→ What to work on
Answer with one number: how many lines hold "this".
BEGIN Supplied data
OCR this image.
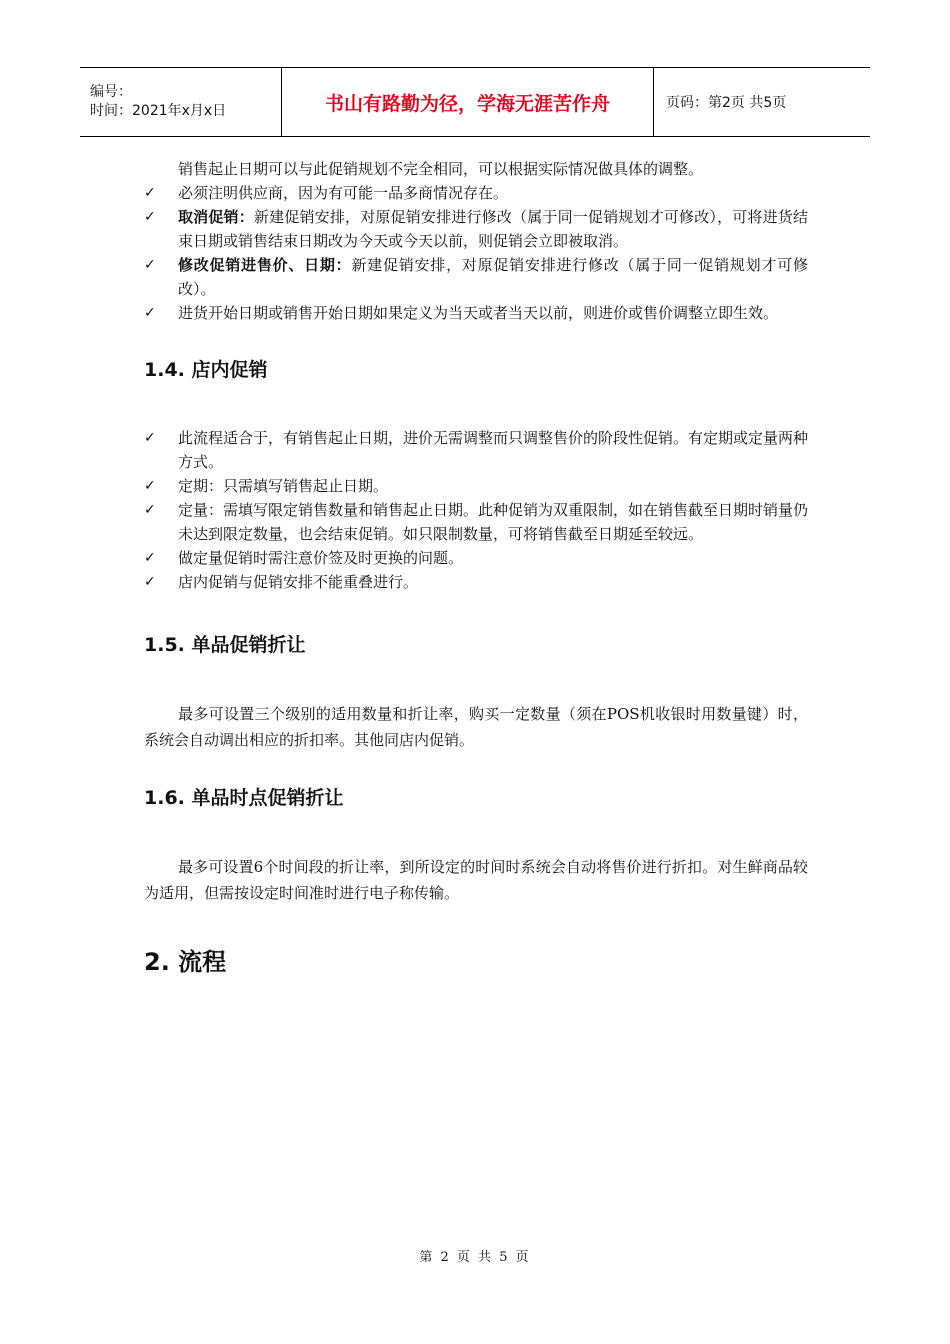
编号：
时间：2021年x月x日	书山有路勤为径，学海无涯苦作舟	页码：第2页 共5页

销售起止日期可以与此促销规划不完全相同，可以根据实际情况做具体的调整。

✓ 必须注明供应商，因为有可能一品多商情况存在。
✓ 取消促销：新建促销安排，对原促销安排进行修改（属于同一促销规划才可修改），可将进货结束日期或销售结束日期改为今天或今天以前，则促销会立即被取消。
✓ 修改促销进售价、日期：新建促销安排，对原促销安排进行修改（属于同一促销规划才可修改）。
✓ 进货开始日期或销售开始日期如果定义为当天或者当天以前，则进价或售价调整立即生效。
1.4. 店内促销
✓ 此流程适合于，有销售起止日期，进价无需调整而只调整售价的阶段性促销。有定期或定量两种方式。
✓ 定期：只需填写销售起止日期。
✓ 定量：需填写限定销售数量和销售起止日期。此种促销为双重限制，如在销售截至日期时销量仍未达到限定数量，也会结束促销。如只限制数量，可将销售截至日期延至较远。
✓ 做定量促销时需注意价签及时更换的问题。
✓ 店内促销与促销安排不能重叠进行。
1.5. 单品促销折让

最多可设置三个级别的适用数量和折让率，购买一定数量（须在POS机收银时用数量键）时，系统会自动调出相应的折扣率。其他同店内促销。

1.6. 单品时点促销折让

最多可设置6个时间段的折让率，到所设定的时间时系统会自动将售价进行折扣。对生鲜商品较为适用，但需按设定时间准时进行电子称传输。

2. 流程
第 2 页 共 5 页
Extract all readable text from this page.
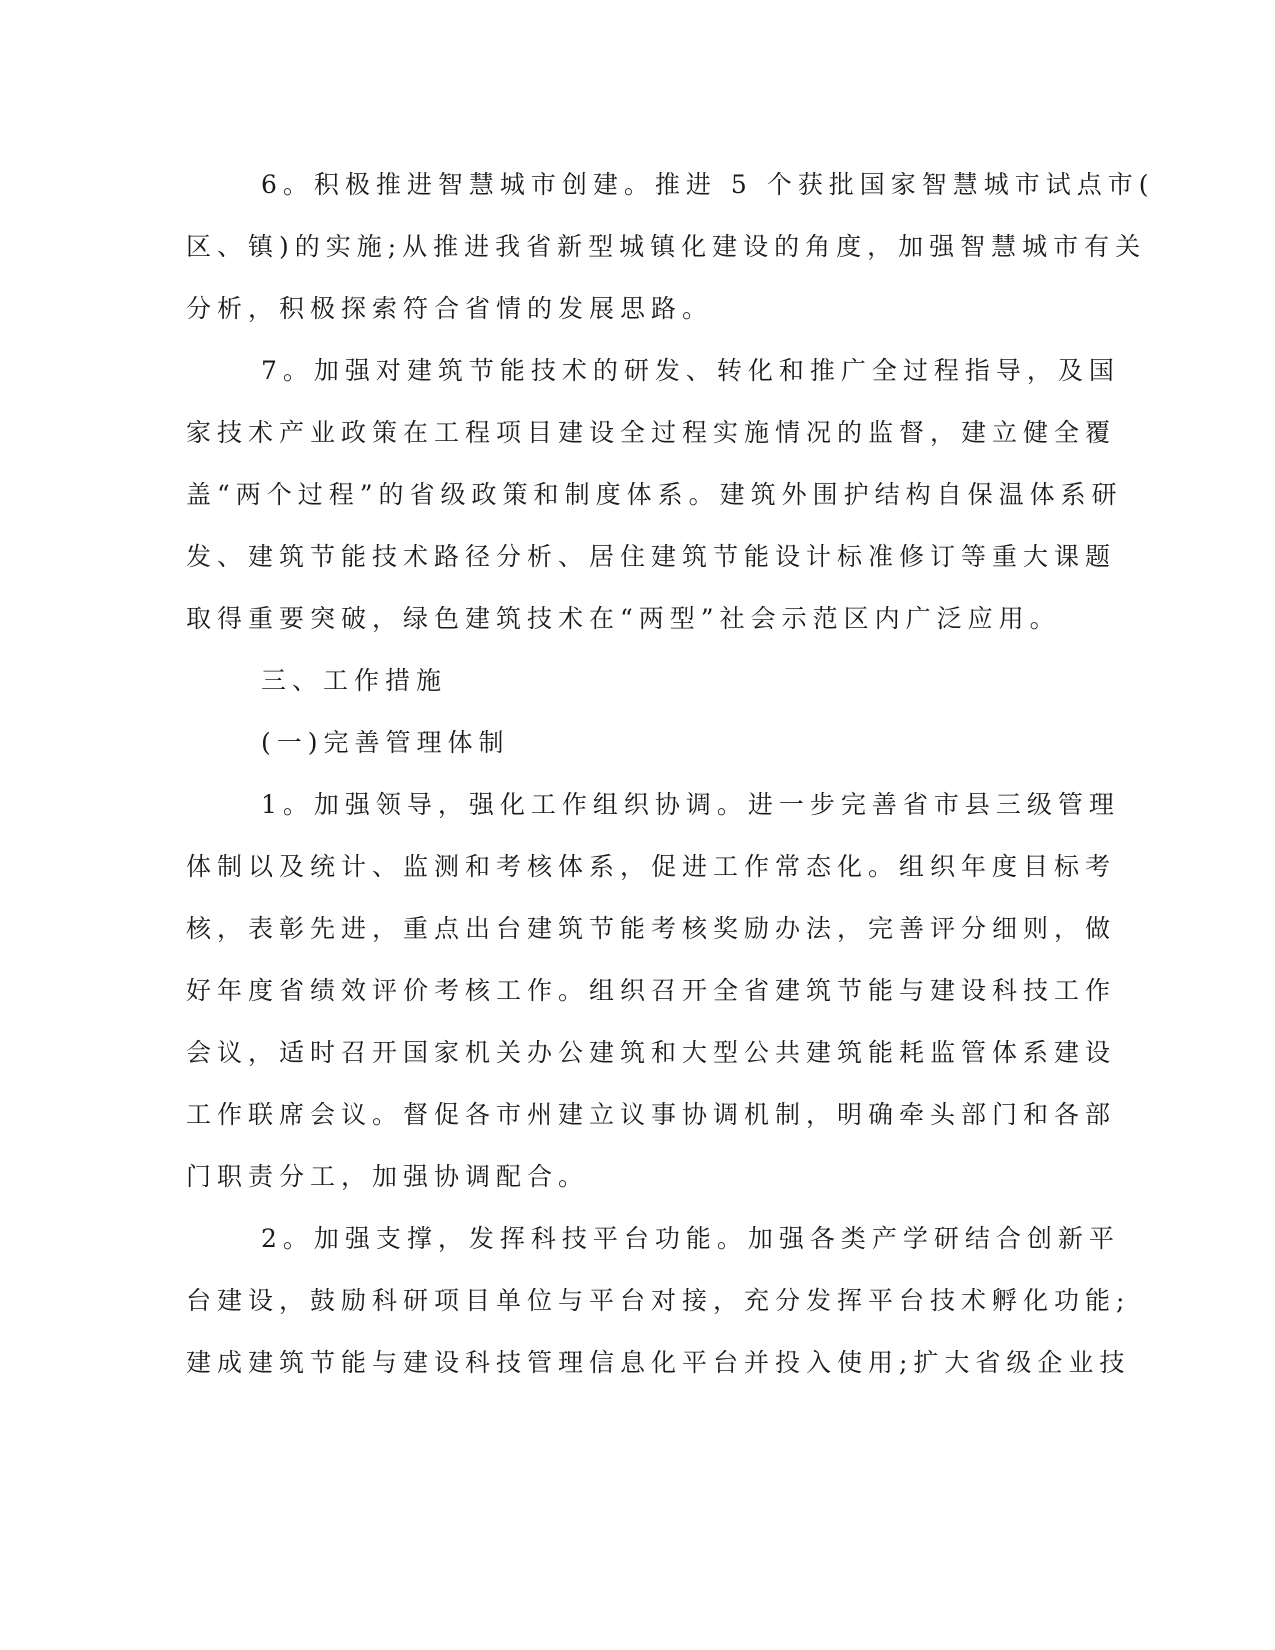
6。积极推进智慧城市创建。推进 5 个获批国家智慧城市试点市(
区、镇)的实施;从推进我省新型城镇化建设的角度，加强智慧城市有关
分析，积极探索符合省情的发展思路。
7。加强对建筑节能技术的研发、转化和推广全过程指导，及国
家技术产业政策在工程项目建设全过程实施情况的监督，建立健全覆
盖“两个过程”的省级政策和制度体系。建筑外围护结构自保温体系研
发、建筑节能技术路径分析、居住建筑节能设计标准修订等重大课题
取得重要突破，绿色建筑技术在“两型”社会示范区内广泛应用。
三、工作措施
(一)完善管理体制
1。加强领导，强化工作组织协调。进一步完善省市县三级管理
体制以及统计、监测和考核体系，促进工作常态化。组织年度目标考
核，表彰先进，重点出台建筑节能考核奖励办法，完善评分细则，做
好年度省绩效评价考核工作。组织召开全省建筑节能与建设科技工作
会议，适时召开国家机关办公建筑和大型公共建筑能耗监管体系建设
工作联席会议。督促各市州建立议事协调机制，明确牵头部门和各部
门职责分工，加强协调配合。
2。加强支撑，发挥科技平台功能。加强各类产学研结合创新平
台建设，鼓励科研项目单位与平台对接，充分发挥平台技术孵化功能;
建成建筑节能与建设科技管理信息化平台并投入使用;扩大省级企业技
END Supplied data
BEGIN Supplied data
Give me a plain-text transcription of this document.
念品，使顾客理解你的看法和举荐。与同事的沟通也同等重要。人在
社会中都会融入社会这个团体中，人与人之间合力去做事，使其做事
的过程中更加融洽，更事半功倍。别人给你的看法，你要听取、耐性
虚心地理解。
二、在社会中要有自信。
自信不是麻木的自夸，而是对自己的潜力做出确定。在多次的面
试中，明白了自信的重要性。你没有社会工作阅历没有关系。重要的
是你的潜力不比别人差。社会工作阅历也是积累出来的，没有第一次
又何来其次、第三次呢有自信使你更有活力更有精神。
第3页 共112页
END Supplied data
→ Response to the exercise
3